A federal government agency in Ottawa is monitoring foreign ships and aircraft approaching Canada’s coastline.
A family on a backcountry canoe trip in Northern Ontario has encountered a dangerous forest fire and needs to arrange an evacuation.
All three of these scenarios require flawless and fast wireless connectivity, but this remains elusive in a geographically vast country with incredibly rugged terrain.
Carleton University Systems and Computer Engineering professor Halim Yanikomeroglu
The solution, according to Carleton University Systems and Computer Engineering professor Halim Yanikomeroglu, involves the integration of terrestrial and non-terrestrial communications networks to create what he describes as a “very big three-dimensional mesh.”
Yanikomeroglu envisions a constellation of technologies — including cellular base stations on the ground, high-altitude platform stations (HAPS) on blimps and other uncrewed aircraft, and low Earth orbit (LEO) satellites — that communicate with each other and can also link directly to smartphones.
“It will be the dawn of a new era,” says Yanikomeroglu, one of the world’s foremost non-terrestrial networks (NTN) researchers and one of the principals behind the Non-Terrestrial Networks for Accelerating Canada’s Ubiquitous Connectivity and Digital Future (NTN-CAN) project.
“Until recently, these ideas may have sounded like science fiction, but we will start to see many of these developments within the next 10 years. The NTN area is emerging very quickly, and both Carleton and Canada have the potential to be leaders in the upcoming wireless communications revolution.”
Connectivity a Human Right
The United Nations considers connectivity a human right, something that’s increasingly essential for health, safety and economic opportunity.
As cellular networks evolve from 5G to 6G over the next half dozen or so years — a faster system with lower latency and greater capacity — today’s telecommunications technologies won’t be able to handle the demand.
One of the challenges is that signals are currently routed from satellite to satellite, with frequent switching. These handovers disrupt connectivity, impacting ground-based users such as navigation systems that require continuous, stable connections.
Moreover, while people are generally tolerant to connectivity interruptions, the digital machines and autonomous systems that are steadily becoming a bigger part of our daily lives are less adaptable.

**Objectives**
(a) Transcribe the passage on non-terrestrial networks between "One of the challenges" and "continuous, stable connections.", inclusive.
(b) Answer these questions from the passage on non-terrestrial networks:
(i) What does Yanikomeroglu call the structure created by integrating terrestrial and non-terrestrial networks?
(ii) Within what period does he say many of these developments will start to be seen?
(iii) What does the United Nations consider connectivity to be?

**Raw data**
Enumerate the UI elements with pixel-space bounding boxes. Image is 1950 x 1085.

**Exercise solutions**
(a)
One of the challenges is that signals are currently routed from satellite to satellite, with frequent switching. These handovers disrupt connectivity, impacting ground-based users such as navigation systems that require continuous, stable connections.

(b)
(i) A "very big three-dimensional mesh."
(ii) Within the next 10 years.
(iii) A human right.